Dataset records

# # # #

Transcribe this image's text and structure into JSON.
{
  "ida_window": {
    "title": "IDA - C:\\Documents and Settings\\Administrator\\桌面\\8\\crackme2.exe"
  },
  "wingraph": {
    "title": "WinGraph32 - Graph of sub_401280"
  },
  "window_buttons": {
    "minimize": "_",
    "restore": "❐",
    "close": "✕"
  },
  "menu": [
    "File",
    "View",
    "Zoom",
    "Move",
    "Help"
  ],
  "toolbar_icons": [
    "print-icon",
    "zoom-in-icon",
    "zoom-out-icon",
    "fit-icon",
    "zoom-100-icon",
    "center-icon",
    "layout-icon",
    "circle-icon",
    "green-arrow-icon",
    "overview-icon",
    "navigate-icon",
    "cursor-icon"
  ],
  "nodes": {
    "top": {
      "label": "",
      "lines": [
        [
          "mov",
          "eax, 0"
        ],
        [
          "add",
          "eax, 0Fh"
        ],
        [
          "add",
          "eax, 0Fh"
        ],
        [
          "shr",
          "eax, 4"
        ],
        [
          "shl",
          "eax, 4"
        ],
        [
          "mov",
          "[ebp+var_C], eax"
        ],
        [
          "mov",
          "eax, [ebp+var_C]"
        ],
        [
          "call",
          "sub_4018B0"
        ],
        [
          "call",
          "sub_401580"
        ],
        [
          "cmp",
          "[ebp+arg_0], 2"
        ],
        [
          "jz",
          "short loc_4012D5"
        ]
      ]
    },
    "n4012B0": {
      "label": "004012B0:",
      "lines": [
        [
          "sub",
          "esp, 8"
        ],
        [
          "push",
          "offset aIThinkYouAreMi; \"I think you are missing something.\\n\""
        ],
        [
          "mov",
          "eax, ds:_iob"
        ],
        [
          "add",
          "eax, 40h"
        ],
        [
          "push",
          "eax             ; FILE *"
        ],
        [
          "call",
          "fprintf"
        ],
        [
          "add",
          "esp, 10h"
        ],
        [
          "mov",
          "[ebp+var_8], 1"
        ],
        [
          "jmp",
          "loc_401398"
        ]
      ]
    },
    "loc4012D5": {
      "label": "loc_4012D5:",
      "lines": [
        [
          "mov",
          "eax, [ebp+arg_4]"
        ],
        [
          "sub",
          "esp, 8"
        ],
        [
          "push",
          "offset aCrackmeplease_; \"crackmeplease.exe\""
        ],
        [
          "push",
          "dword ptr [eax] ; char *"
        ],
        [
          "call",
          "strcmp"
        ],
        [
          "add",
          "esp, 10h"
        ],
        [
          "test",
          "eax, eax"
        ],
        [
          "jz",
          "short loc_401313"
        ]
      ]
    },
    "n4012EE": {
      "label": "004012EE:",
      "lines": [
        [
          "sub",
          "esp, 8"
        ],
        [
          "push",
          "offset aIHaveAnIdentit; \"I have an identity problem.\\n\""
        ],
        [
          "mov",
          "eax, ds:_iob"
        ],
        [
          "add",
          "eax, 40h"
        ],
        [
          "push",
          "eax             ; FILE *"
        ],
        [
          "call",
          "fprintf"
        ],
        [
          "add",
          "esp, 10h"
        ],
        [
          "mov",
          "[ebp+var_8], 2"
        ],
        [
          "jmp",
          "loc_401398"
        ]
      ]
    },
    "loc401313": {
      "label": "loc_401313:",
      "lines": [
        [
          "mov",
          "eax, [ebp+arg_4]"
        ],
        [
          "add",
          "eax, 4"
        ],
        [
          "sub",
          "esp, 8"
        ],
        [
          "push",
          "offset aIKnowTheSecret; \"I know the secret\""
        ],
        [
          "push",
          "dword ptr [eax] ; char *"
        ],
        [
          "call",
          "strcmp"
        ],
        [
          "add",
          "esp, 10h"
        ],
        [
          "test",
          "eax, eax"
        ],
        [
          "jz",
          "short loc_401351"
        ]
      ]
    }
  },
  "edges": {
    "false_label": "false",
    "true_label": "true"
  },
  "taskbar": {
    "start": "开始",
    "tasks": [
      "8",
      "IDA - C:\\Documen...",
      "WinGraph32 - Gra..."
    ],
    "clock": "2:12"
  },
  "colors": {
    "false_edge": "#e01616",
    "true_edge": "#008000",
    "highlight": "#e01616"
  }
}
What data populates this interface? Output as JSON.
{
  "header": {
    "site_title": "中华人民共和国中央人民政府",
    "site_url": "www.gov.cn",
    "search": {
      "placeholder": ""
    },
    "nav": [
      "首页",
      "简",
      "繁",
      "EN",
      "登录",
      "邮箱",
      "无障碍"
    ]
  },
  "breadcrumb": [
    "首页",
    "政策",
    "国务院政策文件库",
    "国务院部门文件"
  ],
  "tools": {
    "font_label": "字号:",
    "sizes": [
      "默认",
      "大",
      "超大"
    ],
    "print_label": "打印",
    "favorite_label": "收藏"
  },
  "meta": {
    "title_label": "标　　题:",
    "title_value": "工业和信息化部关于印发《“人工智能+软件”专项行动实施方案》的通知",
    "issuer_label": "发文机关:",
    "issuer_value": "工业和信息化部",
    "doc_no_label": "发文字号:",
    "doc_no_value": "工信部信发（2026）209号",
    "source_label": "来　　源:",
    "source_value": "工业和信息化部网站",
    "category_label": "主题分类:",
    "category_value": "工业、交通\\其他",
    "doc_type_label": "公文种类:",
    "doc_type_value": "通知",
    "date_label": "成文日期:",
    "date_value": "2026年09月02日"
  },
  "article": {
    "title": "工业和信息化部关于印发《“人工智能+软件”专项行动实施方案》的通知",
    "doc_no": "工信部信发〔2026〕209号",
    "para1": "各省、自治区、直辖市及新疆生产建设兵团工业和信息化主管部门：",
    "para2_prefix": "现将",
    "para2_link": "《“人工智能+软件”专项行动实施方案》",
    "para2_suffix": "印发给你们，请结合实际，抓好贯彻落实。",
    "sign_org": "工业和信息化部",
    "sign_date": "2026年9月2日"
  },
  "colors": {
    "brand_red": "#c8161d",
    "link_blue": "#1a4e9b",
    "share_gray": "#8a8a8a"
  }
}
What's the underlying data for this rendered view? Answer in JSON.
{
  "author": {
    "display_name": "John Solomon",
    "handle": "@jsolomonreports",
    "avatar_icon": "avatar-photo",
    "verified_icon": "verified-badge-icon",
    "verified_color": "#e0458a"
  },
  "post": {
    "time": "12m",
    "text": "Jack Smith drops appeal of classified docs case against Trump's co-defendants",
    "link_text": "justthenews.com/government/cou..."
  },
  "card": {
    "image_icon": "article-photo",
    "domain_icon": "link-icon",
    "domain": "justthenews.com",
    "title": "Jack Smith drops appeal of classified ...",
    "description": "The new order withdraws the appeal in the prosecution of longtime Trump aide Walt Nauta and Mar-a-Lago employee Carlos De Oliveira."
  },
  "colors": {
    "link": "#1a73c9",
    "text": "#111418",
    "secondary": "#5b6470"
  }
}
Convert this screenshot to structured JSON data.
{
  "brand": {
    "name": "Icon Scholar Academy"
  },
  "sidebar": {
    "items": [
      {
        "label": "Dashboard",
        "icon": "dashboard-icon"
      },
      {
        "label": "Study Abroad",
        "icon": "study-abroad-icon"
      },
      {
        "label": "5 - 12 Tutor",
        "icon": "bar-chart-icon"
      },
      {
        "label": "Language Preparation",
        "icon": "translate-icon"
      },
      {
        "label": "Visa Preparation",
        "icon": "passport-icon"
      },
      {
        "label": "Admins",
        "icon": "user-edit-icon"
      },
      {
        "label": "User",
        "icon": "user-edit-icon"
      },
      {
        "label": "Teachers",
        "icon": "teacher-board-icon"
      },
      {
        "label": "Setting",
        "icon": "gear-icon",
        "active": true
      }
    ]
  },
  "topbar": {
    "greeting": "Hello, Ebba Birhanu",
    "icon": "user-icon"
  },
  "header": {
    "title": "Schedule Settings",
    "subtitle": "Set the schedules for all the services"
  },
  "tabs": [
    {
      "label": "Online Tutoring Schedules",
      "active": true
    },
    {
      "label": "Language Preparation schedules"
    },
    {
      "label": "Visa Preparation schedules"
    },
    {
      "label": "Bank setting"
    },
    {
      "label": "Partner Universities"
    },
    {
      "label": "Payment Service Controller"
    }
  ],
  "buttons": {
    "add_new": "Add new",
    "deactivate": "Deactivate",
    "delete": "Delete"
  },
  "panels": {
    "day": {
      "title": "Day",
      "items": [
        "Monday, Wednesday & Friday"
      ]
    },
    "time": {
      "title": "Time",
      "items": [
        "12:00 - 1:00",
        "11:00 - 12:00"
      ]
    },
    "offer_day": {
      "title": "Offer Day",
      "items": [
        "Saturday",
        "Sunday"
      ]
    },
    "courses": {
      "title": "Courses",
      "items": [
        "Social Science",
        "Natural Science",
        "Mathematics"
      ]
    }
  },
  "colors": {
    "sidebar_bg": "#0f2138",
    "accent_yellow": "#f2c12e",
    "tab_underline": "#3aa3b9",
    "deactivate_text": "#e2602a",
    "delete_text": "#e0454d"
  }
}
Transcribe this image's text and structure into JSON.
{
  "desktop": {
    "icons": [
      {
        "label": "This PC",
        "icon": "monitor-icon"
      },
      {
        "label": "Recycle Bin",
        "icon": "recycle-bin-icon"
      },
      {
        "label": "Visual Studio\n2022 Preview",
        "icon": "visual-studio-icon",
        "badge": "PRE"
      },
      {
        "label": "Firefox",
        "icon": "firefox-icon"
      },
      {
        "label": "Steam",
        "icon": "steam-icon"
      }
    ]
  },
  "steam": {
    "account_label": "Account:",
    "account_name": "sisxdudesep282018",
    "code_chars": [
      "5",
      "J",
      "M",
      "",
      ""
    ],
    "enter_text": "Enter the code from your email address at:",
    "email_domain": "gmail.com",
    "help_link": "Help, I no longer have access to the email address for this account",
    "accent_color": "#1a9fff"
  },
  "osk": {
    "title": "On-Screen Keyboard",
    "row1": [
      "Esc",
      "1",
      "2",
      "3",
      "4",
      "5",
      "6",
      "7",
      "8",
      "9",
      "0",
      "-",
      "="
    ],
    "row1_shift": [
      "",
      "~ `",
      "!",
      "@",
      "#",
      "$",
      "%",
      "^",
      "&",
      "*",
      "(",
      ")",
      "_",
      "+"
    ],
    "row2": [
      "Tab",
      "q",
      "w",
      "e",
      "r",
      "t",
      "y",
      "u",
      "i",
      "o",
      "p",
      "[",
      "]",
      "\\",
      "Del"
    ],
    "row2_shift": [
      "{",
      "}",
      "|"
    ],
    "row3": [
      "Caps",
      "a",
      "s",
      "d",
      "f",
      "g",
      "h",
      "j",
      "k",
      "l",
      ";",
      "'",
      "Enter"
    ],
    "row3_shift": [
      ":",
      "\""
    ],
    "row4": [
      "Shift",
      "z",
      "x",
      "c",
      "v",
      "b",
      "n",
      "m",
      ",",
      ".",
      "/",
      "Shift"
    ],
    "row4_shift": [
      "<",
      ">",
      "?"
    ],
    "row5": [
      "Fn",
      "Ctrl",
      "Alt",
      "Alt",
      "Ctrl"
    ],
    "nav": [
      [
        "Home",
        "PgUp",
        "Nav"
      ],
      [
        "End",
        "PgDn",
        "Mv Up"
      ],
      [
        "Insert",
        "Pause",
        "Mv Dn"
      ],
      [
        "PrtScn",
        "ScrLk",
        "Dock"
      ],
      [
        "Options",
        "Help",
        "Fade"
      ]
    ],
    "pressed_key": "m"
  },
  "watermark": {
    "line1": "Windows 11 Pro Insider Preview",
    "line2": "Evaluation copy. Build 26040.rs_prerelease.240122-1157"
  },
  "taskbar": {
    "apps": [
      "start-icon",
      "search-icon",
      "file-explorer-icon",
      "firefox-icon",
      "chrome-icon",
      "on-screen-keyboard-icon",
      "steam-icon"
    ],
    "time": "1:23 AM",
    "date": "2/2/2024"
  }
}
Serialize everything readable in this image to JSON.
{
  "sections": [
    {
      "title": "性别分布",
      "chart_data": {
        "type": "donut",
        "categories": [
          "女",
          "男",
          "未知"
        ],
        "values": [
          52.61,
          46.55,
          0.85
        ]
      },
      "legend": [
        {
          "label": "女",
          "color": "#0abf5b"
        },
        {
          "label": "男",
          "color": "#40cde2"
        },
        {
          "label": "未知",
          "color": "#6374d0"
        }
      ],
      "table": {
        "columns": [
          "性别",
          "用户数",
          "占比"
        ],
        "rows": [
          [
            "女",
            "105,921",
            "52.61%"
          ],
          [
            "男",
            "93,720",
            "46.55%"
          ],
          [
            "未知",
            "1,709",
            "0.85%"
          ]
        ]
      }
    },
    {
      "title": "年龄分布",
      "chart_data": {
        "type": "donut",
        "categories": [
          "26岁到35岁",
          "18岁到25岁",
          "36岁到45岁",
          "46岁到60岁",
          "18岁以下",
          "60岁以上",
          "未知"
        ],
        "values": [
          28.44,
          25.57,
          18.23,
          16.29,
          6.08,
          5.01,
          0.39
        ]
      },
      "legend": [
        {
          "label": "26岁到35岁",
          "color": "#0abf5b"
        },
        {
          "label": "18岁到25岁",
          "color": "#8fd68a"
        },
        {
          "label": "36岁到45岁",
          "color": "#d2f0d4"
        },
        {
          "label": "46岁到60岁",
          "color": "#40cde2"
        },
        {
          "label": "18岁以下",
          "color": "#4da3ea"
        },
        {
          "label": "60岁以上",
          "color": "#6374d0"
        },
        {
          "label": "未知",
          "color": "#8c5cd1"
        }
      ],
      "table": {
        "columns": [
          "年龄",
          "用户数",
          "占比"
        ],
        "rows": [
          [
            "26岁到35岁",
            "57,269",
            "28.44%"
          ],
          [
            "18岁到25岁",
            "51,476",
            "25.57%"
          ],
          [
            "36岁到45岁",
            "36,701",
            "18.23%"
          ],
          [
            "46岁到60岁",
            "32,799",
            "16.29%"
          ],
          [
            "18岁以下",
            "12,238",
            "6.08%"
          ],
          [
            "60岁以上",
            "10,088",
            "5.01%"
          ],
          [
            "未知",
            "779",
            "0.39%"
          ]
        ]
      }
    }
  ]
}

# # # #

Look over the material above and show each line where "Smith" appears.

EXERCISE OUTPUT -
    "text": "Jack Smith drops appeal of classified docs case against Trump's co-defendants",
    "title": "Jack Smith drops appeal of classified ...",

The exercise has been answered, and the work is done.